**** EXTRACTED RECORDS ****
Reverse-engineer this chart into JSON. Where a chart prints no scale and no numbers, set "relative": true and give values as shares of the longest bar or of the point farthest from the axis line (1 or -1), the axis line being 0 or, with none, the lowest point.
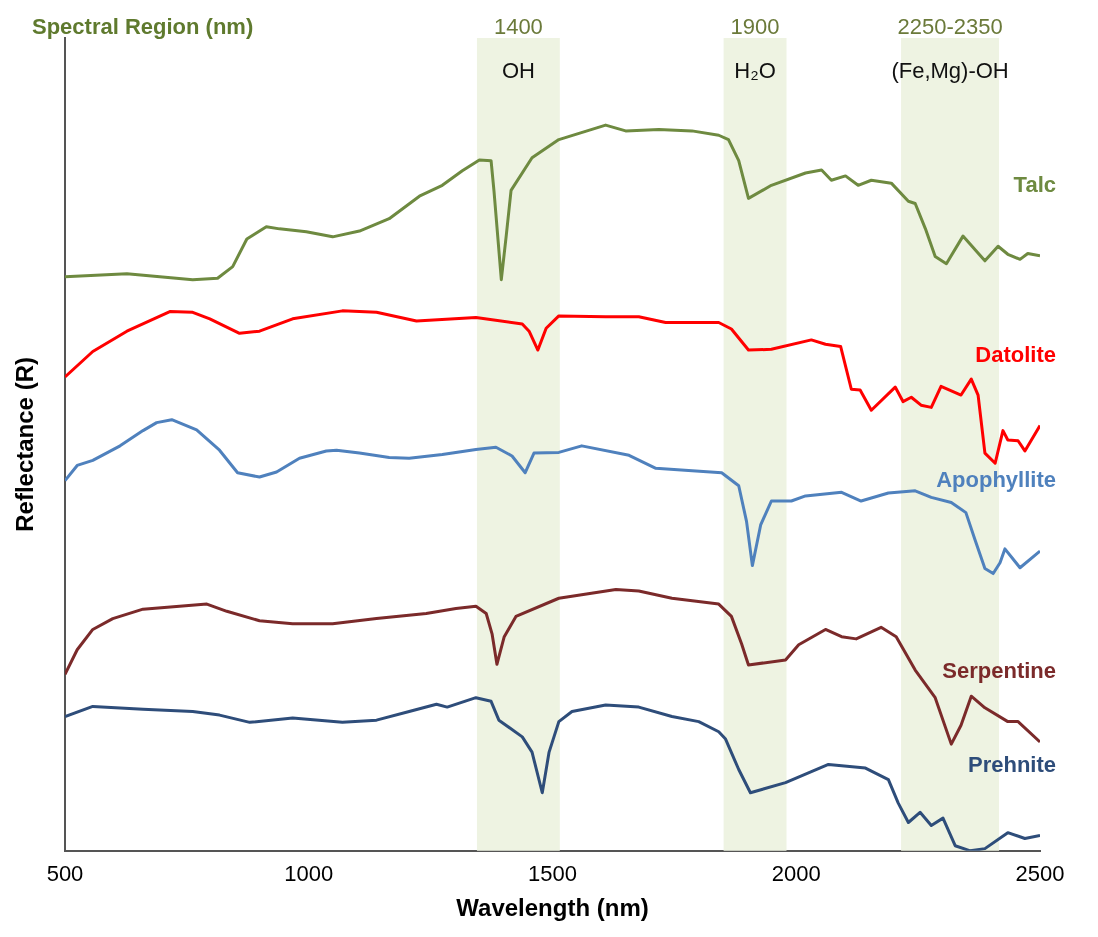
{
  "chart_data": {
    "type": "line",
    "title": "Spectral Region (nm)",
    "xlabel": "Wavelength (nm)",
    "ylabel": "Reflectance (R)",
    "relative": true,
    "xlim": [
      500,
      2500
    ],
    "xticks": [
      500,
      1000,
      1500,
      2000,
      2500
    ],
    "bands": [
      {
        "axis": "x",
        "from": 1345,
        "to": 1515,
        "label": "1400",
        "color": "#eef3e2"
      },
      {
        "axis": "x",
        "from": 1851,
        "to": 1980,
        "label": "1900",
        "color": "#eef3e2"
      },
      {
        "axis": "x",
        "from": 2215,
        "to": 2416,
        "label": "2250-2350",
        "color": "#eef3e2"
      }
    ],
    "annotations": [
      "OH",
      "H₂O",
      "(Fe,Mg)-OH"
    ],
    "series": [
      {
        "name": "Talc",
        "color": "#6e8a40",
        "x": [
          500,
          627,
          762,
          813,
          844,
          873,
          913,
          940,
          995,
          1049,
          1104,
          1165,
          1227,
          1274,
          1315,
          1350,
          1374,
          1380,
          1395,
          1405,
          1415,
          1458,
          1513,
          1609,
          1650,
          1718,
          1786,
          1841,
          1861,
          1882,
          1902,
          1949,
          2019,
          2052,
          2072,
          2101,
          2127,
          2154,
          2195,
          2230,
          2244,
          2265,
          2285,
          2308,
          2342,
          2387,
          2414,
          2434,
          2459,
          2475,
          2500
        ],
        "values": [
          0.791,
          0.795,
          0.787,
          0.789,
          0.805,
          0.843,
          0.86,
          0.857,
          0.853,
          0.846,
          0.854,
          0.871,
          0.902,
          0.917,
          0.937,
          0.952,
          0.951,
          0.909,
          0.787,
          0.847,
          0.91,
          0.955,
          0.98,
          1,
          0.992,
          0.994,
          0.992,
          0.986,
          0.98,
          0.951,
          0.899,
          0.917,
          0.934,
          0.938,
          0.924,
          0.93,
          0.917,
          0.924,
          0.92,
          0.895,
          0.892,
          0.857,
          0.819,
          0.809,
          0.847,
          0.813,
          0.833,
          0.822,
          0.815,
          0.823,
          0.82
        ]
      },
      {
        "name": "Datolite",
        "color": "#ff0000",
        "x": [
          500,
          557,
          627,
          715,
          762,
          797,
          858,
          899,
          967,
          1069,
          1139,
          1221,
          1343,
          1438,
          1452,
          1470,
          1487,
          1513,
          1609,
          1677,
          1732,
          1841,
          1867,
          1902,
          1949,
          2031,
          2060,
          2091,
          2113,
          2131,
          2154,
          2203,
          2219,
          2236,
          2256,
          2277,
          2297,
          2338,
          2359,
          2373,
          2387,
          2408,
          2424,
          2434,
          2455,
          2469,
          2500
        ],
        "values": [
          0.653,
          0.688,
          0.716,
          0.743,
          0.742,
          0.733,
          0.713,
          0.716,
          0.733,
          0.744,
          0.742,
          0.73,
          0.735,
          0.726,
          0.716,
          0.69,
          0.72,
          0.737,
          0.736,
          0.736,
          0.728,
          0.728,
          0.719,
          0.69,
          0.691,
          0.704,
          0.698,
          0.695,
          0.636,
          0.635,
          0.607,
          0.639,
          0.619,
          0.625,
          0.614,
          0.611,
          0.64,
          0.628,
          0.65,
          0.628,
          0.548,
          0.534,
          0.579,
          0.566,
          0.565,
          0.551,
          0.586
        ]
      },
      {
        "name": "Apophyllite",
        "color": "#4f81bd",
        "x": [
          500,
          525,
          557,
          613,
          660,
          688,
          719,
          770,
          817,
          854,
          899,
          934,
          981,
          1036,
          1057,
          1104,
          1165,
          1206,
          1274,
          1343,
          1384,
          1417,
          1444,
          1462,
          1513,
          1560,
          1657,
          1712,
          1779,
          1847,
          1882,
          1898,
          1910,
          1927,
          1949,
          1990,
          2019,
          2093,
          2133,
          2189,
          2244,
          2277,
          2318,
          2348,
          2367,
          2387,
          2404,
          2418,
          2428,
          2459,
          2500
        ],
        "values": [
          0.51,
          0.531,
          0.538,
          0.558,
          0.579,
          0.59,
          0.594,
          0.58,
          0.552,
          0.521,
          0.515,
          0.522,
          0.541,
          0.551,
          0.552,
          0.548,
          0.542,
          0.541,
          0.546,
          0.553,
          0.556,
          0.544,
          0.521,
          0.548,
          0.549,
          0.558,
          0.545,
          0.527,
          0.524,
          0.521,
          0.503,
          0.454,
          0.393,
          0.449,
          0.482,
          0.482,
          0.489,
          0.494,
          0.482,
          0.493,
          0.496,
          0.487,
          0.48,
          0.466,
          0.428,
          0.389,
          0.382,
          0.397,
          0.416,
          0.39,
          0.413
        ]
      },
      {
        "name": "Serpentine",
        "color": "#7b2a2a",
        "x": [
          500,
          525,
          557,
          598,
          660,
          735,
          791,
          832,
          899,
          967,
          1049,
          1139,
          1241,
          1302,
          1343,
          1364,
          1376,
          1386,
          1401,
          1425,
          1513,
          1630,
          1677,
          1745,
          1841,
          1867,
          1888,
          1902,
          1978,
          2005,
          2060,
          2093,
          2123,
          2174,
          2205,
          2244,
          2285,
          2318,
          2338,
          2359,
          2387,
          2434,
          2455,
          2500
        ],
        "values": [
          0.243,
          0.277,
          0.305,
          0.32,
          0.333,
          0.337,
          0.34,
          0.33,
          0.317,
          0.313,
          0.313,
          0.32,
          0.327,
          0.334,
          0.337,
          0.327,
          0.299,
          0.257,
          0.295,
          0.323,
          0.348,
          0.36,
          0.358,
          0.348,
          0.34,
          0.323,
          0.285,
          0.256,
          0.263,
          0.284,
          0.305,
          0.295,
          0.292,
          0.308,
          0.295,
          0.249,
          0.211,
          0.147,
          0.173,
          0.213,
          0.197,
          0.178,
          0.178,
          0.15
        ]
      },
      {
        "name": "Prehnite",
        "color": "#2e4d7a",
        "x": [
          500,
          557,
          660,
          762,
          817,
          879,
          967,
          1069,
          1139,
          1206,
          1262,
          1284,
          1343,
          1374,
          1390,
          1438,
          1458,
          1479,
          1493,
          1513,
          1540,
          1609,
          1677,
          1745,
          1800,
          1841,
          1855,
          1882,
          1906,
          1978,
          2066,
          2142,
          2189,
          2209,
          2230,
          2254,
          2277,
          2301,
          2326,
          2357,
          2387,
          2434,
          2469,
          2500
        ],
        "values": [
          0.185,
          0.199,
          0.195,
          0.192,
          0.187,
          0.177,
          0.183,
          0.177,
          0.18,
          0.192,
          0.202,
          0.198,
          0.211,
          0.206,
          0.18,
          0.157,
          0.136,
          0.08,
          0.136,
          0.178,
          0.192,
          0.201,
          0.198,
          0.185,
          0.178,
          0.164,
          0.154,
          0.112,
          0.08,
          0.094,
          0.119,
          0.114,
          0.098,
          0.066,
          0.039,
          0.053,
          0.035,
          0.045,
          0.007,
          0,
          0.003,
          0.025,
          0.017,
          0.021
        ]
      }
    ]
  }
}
****
### DIRECTIONS FOR THIS TASK
Copy out every line in the listing where the word "from" appears.

### OUTPUT OF THE EXERCISE
Reverse-engineer this chart into JSON. Where a chart prints no scale and no numbers, set "relative": true and give values as shares of the longest bar or of the point farthest from the axis line (1 or -1), the axis line being 0 or, with none, the lowest point.
        "from": 1345,
        "from": 1851,
        "from": 2215,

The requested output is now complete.